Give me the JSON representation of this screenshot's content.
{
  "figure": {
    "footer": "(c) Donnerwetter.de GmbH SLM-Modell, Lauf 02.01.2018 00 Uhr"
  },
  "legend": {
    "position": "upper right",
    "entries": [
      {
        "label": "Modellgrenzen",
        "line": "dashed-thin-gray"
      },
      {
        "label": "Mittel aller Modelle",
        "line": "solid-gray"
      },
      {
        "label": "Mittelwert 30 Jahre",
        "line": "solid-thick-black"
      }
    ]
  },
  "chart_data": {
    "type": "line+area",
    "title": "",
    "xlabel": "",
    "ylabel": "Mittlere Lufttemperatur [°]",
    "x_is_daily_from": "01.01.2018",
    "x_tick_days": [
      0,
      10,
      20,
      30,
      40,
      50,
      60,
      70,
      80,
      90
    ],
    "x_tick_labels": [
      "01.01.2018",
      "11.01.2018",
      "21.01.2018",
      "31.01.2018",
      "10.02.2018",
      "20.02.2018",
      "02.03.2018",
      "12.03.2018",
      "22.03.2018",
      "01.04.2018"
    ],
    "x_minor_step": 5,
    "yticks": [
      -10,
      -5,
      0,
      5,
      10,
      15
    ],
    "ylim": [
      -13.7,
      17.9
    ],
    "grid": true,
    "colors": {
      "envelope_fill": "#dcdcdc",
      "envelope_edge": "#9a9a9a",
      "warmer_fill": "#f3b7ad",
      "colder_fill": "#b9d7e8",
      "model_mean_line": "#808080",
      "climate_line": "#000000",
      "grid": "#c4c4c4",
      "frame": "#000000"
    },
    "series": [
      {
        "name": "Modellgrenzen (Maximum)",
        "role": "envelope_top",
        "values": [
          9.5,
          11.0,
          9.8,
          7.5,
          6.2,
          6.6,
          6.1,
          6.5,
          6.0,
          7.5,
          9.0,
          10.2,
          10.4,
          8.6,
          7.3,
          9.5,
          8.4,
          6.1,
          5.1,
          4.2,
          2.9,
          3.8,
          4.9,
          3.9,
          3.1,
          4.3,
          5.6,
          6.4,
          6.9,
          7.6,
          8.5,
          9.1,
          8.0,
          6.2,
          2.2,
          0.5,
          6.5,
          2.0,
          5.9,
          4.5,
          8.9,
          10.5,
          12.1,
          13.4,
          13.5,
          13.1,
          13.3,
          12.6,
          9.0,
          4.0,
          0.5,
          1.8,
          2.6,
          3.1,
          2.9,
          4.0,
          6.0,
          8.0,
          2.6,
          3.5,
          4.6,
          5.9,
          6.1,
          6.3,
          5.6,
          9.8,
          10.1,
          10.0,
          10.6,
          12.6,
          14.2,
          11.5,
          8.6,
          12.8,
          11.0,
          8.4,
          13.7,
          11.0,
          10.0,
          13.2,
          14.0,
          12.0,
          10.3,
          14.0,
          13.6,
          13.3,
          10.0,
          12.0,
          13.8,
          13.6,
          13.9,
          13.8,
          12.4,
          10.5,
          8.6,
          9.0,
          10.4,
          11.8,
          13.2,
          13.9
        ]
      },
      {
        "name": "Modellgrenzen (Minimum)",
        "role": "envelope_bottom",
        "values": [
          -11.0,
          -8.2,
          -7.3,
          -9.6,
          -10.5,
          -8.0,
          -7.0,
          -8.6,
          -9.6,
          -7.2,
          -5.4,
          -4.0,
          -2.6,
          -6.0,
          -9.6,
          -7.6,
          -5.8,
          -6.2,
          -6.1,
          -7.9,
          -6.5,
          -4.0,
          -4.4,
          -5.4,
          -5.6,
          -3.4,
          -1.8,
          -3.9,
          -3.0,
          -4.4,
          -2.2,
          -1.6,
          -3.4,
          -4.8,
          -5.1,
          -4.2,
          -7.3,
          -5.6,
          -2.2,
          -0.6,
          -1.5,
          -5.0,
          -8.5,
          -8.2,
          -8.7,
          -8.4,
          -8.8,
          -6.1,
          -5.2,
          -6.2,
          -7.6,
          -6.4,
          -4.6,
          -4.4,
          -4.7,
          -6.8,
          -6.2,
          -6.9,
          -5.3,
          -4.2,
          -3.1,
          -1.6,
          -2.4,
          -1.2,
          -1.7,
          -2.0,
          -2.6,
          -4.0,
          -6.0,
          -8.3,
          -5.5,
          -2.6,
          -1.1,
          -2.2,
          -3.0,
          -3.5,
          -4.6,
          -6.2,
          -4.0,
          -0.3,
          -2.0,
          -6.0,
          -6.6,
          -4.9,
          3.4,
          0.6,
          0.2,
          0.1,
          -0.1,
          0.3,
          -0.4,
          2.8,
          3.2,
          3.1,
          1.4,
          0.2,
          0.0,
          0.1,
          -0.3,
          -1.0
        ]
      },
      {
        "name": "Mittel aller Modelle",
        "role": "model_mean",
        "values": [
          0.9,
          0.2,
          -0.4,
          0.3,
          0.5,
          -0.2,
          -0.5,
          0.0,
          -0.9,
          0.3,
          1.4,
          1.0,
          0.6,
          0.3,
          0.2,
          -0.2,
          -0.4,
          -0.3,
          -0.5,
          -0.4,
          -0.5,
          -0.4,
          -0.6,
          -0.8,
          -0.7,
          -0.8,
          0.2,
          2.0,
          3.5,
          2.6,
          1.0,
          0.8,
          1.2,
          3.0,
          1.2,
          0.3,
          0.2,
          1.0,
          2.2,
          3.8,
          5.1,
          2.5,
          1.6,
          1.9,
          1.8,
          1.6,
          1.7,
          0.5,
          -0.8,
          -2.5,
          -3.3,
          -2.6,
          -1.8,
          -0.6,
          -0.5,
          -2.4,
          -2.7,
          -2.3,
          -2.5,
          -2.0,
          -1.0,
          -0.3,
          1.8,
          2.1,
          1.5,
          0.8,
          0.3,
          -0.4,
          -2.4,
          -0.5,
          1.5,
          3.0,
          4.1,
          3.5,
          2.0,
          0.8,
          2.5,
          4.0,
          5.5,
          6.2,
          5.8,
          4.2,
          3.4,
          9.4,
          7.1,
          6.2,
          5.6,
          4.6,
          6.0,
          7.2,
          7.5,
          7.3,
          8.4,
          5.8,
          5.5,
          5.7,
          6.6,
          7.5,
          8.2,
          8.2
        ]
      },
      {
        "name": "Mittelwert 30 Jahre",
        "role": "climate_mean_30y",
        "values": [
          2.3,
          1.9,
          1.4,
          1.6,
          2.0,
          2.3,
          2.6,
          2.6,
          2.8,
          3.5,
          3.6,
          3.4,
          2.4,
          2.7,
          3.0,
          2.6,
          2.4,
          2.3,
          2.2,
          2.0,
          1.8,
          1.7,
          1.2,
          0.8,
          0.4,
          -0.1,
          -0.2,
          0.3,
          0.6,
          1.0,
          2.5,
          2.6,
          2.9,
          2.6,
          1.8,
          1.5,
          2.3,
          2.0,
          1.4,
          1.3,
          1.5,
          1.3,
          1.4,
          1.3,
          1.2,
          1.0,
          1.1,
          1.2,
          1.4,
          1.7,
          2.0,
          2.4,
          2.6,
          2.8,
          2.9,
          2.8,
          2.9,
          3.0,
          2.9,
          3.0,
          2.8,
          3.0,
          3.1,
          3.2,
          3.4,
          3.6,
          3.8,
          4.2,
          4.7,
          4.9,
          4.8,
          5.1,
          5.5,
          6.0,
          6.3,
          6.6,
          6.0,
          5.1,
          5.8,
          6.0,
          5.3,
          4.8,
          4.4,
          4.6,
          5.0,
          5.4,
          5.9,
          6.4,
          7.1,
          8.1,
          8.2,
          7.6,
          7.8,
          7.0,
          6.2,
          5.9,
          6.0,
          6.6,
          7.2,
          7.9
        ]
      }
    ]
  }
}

★ ★ ★ ★ ★

WHAT YOU HAVE TO DO: Return every line of the material exactly.

RESULT FOR THIS EXERCISE:
Give me the JSON representation of this screenshot's content.
{
  "figure": {
    "footer": "(c) Donnerwetter.de GmbH SLM-Modell, Lauf 02.01.2018 00 Uhr"
  },
  "legend": {
    "position": "upper right",
    "entries": [
      {
        "label": "Modellgrenzen",
        "line": "dashed-thin-gray"
      },
      {
        "label": "Mittel aller Modelle",
        "line": "solid-gray"
      },
      {
        "label": "Mittelwert 30 Jahre",
        "line": "solid-thick-black"
      }
    ]
  },
  "chart_data": {
    "type": "line+area",
    "title": "",
    "xlabel": "",
    "ylabel": "Mittlere Lufttemperatur [°]",
    "x_is_daily_from": "01.01.2018",
    "x_tick_days": [
      0,
      10,
      20,
      30,
      40,
      50,
      60,
      70,
      80,
      90
    ],
    "x_tick_labels": [
      "01.01.2018",
      "11.01.2018",
      "21.01.2018",
      "31.01.2018",
      "10.02.2018",
      "20.02.2018",
      "02.03.2018",
      "12.03.2018",
      "22.03.2018",
      "01.04.2018"
    ],
    "x_minor_step": 5,
    "yticks": [
      -10,
      -5,
      0,
      5,
      10,
      15
    ],
    "ylim": [
      -13.7,
      17.9
    ],
    "grid": true,
    "colors": {
      "envelope_fill": "#dcdcdc",
      "envelope_edge": "#9a9a9a",
      "warmer_fill": "#f3b7ad",
      "colder_fill": "#b9d7e8",
      "model_mean_line": "#808080",
      "climate_line": "#000000",
      "grid": "#c4c4c4",
      "frame": "#000000"
    },
    "series": [
      {
        "name": "Modellgrenzen (Maximum)",
        "role": "envelope_top",
        "values": [
          9.5,
          11.0,
          9.8,
          7.5,
          6.2,
          6.6,
          6.1,
          6.5,
          6.0,
          7.5,
          9.0,
          10.2,
          10.4,
          8.6,
          7.3,
          9.5,
          8.4,
          6.1,
          5.1,
          4.2,
          2.9,
          3.8,
          4.9,
          3.9,
          3.1,
          4.3,
          5.6,
          6.4,
          6.9,
          7.6,
          8.5,
          9.1,
          8.0,
          6.2,
          2.2,
          0.5,
          6.5,
          2.0,
          5.9,
          4.5,
          8.9,
          10.5,
          12.1,
          13.4,
          13.5,
          13.1,
          13.3,
          12.6,
          9.0,
          4.0,
          0.5,
          1.8,
          2.6,
          3.1,
          2.9,
          4.0,
          6.0,
          8.0,
          2.6,
          3.5,
          4.6,
          5.9,
          6.1,
          6.3,
          5.6,
          9.8,
          10.1,
          10.0,
          10.6,
          12.6,
          14.2,
          11.5,
          8.6,
          12.8,
          11.0,
          8.4,
          13.7,
          11.0,
          10.0,
          13.2,
          14.0,
          12.0,
          10.3,
          14.0,
          13.6,
          13.3,
          10.0,
          12.0,
          13.8,
          13.6,
          13.9,
          13.8,
          12.4,
          10.5,
          8.6,
          9.0,
          10.4,
          11.8,
          13.2,
          13.9
        ]
      },
      {
        "name": "Modellgrenzen (Minimum)",
        "role": "envelope_bottom",
        "values": [
          -11.0,
          -8.2,
          -7.3,
          -9.6,
          -10.5,
          -8.0,
          -7.0,
          -8.6,
          -9.6,
          -7.2,
          -5.4,
          -4.0,
          -2.6,
          -6.0,
          -9.6,
          -7.6,
          -5.8,
          -6.2,
          -6.1,
          -7.9,
          -6.5,
          -4.0,
          -4.4,
          -5.4,
          -5.6,
          -3.4,
          -1.8,
          -3.9,
          -3.0,
          -4.4,
          -2.2,
          -1.6,
          -3.4,
          -4.8,
          -5.1,
          -4.2,
          -7.3,
          -5.6,
          -2.2,
          -0.6,
          -1.5,
          -5.0,
          -8.5,
          -8.2,
          -8.7,
          -8.4,
          -8.8,
          -6.1,
          -5.2,
          -6.2,
          -7.6,
          -6.4,
          -4.6,
          -4.4,
          -4.7,
          -6.8,
          -6.2,
          -6.9,
          -5.3,
          -4.2,
          -3.1,
          -1.6,
          -2.4,
          -1.2,
          -1.7,
          -2.0,
          -2.6,
          -4.0,
          -6.0,
          -8.3,
          -5.5,
          -2.6,
          -1.1,
          -2.2,
          -3.0,
          -3.5,
          -4.6,
          -6.2,
          -4.0,
          -0.3,
          -2.0,
          -6.0,
          -6.6,
          -4.9,
          3.4,
          0.6,
          0.2,
          0.1,
          -0.1,
          0.3,
          -0.4,
          2.8,
          3.2,
          3.1,
          1.4,
          0.2,
          0.0,
          0.1,
          -0.3,
          -1.0
        ]
      },
      {
        "name": "Mittel aller Modelle",
        "role": "model_mean",
        "values": [
          0.9,
          0.2,
          -0.4,
          0.3,
          0.5,
          -0.2,
          -0.5,
          0.0,
          -0.9,
          0.3,
          1.4,
          1.0,
          0.6,
          0.3,
          0.2,
          -0.2,
          -0.4,
          -0.3,
          -0.5,
          -0.4,
          -0.5,
          -0.4,
          -0.6,
          -0.8,
          -0.7,
          -0.8,
          0.2,
          2.0,
          3.5,
          2.6,
          1.0,
          0.8,
          1.2,
          3.0,
          1.2,
          0.3,
          0.2,
          1.0,
          2.2,
          3.8,
          5.1,
          2.5,
          1.6,
          1.9,
          1.8,
          1.6,
          1.7,
          0.5,
          -0.8,
          -2.5,
          -3.3,
          -2.6,
          -1.8,
          -0.6,
          -0.5,
          -2.4,
          -2.7,
          -2.3,
          -2.5,
          -2.0,
          -1.0,
          -0.3,
          1.8,
          2.1,
          1.5,
          0.8,
          0.3,
          -0.4,
          -2.4,
          -0.5,
          1.5,
          3.0,
          4.1,
          3.5,
          2.0,
          0.8,
          2.5,
          4.0,
          5.5,
          6.2,
          5.8,
          4.2,
          3.4,
          9.4,
          7.1,
          6.2,
          5.6,
          4.6,
          6.0,
          7.2,
          7.5,
          7.3,
          8.4,
          5.8,
          5.5,
          5.7,
          6.6,
          7.5,
          8.2,
          8.2
        ]
      },
      {
        "name": "Mittelwert 30 Jahre",
        "role": "climate_mean_30y",
        "values": [
          2.3,
          1.9,
          1.4,
          1.6,
          2.0,
          2.3,
          2.6,
          2.6,
          2.8,
          3.5,
          3.6,
          3.4,
          2.4,
          2.7,
          3.0,
          2.6,
          2.4,
          2.3,
          2.2,
          2.0,
          1.8,
          1.7,
          1.2,
          0.8,
          0.4,
          -0.1,
          -0.2,
          0.3,
          0.6,
          1.0,
          2.5,
          2.6,
          2.9,
          2.6,
          1.8,
          1.5,
          2.3,
          2.0,
          1.4,
          1.3,
          1.5,
          1.3,
          1.4,
          1.3,
          1.2,
          1.0,
          1.1,
          1.2,
          1.4,
          1.7,
          2.0,
          2.4,
          2.6,
          2.8,
          2.9,
          2.8,
          2.9,
          3.0,
          2.9,
          3.0,
          2.8,
          3.0,
          3.1,
          3.2,
          3.4,
          3.6,
          3.8,
          4.2,
          4.7,
          4.9,
          4.8,
          5.1,
          5.5,
          6.0,
          6.3,
          6.6,
          6.0,
          5.1,
          5.8,
          6.0,
          5.3,
          4.8,
          4.4,
          4.6,
          5.0,
          5.4,
          5.9,
          6.4,
          7.1,
          8.1,
          8.2,
          7.6,
          7.8,
          7.0,
          6.2,
          5.9,
          6.0,
          6.6,
          7.2,
          7.9
        ]
      }
    ]
  }
}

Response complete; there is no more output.